| Required task |
Change each "legend-item" in the material below to "legend-entry" and reproduce every line with nothing else altered.

| Input for this task |
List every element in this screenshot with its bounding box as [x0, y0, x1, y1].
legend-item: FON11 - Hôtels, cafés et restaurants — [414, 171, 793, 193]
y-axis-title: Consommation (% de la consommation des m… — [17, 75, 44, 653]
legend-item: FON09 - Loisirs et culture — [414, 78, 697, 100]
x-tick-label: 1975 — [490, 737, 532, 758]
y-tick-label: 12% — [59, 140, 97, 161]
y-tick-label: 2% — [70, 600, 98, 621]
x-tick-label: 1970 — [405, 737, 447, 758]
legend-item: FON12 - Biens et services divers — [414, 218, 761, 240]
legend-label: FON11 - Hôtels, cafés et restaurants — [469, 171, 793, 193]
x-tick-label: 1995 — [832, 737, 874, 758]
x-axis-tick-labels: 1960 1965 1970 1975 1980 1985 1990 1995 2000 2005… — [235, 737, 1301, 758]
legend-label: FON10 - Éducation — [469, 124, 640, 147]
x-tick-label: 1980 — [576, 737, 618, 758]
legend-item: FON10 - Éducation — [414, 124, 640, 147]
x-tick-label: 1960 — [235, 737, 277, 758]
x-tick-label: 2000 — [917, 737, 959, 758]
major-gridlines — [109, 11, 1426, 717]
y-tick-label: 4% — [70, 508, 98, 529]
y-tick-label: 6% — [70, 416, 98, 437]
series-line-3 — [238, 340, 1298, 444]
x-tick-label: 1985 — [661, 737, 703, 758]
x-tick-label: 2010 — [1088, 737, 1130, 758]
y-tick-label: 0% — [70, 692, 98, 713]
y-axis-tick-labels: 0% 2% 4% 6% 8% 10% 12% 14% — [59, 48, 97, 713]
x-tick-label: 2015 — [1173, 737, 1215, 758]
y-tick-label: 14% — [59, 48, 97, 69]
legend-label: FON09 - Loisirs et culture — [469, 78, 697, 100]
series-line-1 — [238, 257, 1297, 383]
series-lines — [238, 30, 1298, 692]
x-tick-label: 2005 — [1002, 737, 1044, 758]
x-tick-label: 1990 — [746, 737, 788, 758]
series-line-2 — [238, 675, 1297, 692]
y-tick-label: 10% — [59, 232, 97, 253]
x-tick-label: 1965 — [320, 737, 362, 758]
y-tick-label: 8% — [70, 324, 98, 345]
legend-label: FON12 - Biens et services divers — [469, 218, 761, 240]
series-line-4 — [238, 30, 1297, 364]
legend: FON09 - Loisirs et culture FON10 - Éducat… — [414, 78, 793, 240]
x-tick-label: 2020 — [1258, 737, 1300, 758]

| Finished exercise |
List every element in this screenshot with its bounding box as [x0, y0, x1, y1].
legend-entry: FON11 - Hôtels, cafés et restaurants — [414, 171, 793, 193]
y-axis-title: Consommation (% de la consommation des m… — [17, 75, 44, 653]
legend-entry: FON09 - Loisirs et culture — [414, 78, 697, 100]
x-tick-label: 1975 — [490, 737, 532, 758]
y-tick-label: 12% — [59, 140, 97, 161]
y-tick-label: 2% — [70, 600, 98, 621]
x-tick-label: 1970 — [405, 737, 447, 758]
legend-entry: FON12 - Biens et services divers — [414, 218, 761, 240]
legend-label: FON11 - Hôtels, cafés et restaurants — [469, 171, 793, 193]
x-tick-label: 1995 — [832, 737, 874, 758]
x-axis-tick-labels: 1960 1965 1970 1975 1980 1985 1990 1995 2000 2005… — [235, 737, 1301, 758]
legend-label: FON10 - Éducation — [469, 124, 640, 147]
x-tick-label: 1980 — [576, 737, 618, 758]
legend-entry: FON10 - Éducation — [414, 124, 640, 147]
x-tick-label: 1960 — [235, 737, 277, 758]
x-tick-label: 2000 — [917, 737, 959, 758]
major-gridlines — [109, 11, 1426, 717]
y-tick-label: 4% — [70, 508, 98, 529]
y-tick-label: 6% — [70, 416, 98, 437]
series-line-3 — [238, 340, 1298, 444]
x-tick-label: 1985 — [661, 737, 703, 758]
x-tick-label: 2010 — [1088, 737, 1130, 758]
y-tick-label: 0% — [70, 692, 98, 713]
y-axis-tick-labels: 0% 2% 4% 6% 8% 10% 12% 14% — [59, 48, 97, 713]
x-tick-label: 2015 — [1173, 737, 1215, 758]
y-tick-label: 14% — [59, 48, 97, 69]
legend-label: FON09 - Loisirs et culture — [469, 78, 697, 100]
series-line-1 — [238, 257, 1297, 383]
series-lines — [238, 30, 1298, 692]
x-tick-label: 2005 — [1002, 737, 1044, 758]
x-tick-label: 1990 — [746, 737, 788, 758]
series-line-2 — [238, 675, 1297, 692]
y-tick-label: 10% — [59, 232, 97, 253]
x-tick-label: 1965 — [320, 737, 362, 758]
y-tick-label: 8% — [70, 324, 98, 345]
legend-label: FON12 - Biens et services divers — [469, 218, 761, 240]
series-line-4 — [238, 30, 1297, 364]
legend: FON09 - Loisirs et culture FON10 - Éducat… — [414, 78, 793, 240]
x-tick-label: 2020 — [1258, 737, 1300, 758]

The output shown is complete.